--- begin Task data ---

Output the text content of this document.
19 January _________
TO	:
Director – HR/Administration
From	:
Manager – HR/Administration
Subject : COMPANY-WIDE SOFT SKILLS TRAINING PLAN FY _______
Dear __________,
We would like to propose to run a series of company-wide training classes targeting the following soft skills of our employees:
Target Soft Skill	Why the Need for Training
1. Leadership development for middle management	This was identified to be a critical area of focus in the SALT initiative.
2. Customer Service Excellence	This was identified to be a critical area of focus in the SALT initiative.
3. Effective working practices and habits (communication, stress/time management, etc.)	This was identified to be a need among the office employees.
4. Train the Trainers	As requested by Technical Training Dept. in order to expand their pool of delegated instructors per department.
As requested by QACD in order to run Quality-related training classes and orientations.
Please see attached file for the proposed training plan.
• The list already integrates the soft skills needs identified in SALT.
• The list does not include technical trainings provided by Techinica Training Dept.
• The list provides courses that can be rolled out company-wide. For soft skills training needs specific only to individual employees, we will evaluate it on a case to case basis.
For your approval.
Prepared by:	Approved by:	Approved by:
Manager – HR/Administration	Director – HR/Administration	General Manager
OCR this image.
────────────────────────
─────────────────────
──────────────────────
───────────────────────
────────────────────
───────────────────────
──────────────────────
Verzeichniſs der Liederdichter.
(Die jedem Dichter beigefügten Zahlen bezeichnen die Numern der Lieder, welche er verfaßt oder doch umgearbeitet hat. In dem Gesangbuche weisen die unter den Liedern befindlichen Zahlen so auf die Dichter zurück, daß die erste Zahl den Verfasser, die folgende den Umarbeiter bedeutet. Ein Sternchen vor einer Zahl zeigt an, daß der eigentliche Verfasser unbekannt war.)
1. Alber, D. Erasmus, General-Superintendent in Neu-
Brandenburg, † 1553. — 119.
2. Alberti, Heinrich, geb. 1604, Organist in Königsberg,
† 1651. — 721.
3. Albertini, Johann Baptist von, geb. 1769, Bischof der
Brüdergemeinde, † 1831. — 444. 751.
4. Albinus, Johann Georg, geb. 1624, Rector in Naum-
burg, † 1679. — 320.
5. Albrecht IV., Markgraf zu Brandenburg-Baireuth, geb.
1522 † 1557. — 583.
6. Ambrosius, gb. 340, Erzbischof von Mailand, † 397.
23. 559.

--- end Task data ---

Task description ->
From the first line to the last, please quote the material above exactly.

Finished exercise ->
Output the text content of this document.
19 January _________
TO	:
Director – HR/Administration
From	:
Manager – HR/Administration
Subject : COMPANY-WIDE SOFT SKILLS TRAINING PLAN FY _______
Dear __________,
We would like to propose to run a series of company-wide training classes targeting the following soft skills of our employees:
Target Soft Skill	Why the Need for Training
1. Leadership development for middle management	This was identified to be a critical area of focus in the SALT initiative.
2. Customer Service Excellence	This was identified to be a critical area of focus in the SALT initiative.
3. Effective working practices and habits (communication, stress/time management, etc.)	This was identified to be a need among the office employees.
4. Train the Trainers	As requested by Technical Training Dept. in order to expand their pool of delegated instructors per department.
As requested by QACD in order to run Quality-related training classes and orientations.
Please see attached file for the proposed training plan.
• The list already integrates the soft skills needs identified in SALT.
• The list does not include technical trainings provided by Techinica Training Dept.
• The list provides courses that can be rolled out company-wide. For soft skills training needs specific only to individual employees, we will evaluate it on a case to case basis.
For your approval.
Prepared by:	Approved by:	Approved by:
Manager – HR/Administration	Director – HR/Administration	General Manager
OCR this image.
────────────────────────
─────────────────────
──────────────────────
───────────────────────
────────────────────
───────────────────────
──────────────────────
Verzeichniſs der Liederdichter.
(Die jedem Dichter beigefügten Zahlen bezeichnen die Numern der Lieder, welche er verfaßt oder doch umgearbeitet hat. In dem Gesangbuche weisen die unter den Liedern befindlichen Zahlen so auf die Dichter zurück, daß die erste Zahl den Verfasser, die folgende den Umarbeiter bedeutet. Ein Sternchen vor einer Zahl zeigt an, daß der eigentliche Verfasser unbekannt war.)
1. Alber, D. Erasmus, General-Superintendent in Neu-
Brandenburg, † 1553. — 119.
2. Alberti, Heinrich, geb. 1604, Organist in Königsberg,
† 1651. — 721.
3. Albertini, Johann Baptist von, geb. 1769, Bischof der
Brüdergemeinde, † 1831. — 444. 751.
4. Albinus, Johann Georg, geb. 1624, Rector in Naum-
burg, † 1679. — 320.
5. Albrecht IV., Markgraf zu Brandenburg-Baireuth, geb.
1522 † 1557. — 583.
6. Ambrosius, gb. 340, Erzbischof von Mailand, † 397.
23. 559.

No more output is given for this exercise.